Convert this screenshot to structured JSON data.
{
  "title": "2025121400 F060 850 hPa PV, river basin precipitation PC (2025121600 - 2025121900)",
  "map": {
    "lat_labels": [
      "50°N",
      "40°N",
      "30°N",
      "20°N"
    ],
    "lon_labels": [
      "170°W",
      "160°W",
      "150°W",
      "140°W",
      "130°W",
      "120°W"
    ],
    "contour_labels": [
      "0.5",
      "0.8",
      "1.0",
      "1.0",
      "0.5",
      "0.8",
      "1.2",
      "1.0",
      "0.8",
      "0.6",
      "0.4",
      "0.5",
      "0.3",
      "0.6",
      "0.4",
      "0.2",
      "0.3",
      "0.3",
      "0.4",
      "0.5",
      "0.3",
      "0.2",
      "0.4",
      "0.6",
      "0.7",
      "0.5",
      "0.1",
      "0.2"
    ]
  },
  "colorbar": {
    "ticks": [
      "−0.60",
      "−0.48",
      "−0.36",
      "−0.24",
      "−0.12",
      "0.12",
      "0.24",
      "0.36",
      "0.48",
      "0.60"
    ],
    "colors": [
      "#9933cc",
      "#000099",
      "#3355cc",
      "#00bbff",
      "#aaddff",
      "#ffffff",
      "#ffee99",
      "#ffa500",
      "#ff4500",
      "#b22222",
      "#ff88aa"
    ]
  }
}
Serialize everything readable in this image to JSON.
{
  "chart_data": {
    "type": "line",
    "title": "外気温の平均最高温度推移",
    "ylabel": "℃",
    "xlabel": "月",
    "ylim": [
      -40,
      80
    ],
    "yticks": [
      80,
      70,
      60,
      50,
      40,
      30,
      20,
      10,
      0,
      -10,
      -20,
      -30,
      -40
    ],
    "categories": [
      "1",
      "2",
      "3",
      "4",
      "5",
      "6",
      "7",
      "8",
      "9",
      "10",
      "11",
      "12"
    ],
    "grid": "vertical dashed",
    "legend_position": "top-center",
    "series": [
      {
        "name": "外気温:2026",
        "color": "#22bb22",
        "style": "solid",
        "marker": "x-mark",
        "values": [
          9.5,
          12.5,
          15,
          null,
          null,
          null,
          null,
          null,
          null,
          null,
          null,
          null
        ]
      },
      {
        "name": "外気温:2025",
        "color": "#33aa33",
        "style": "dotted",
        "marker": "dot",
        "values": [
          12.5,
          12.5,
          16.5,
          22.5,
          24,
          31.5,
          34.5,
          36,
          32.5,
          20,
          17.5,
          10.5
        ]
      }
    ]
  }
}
━━━━━━━━
▶ **Required task**: Restate word for word the lines from the one holding "Serialize everything readable" to the end of the listing, both ends included, and nothing more.

▶ **Answer to the exercise**:
Serialize everything readable in this image to JSON.
{
  "chart_data": {
    "type": "line",
    "title": "外気温の平均最高温度推移",
    "ylabel": "℃",
    "xlabel": "月",
    "ylim": [
      -40,
      80
    ],
    "yticks": [
      80,
      70,
      60,
      50,
      40,
      30,
      20,
      10,
      0,
      -10,
      -20,
      -30,
      -40
    ],
    "categories": [
      "1",
      "2",
      "3",
      "4",
      "5",
      "6",
      "7",
      "8",
      "9",
      "10",
      "11",
      "12"
    ],
    "grid": "vertical dashed",
    "legend_position": "top-center",
    "series": [
      {
        "name": "外気温:2026",
        "color": "#22bb22",
        "style": "solid",
        "marker": "x-mark",
        "values": [
          9.5,
          12.5,
          15,
          null,
          null,
          null,
          null,
          null,
          null,
          null,
          null,
          null
        ]
      },
      {
        "name": "外気温:2025",
        "color": "#33aa33",
        "style": "dotted",
        "marker": "dot",
        "values": [
          12.5,
          12.5,
          16.5,
          22.5,
          24,
          31.5,
          34.5,
          36,
          32.5,
          20,
          17.5,
          10.5
        ]
      }
    ]
  }
}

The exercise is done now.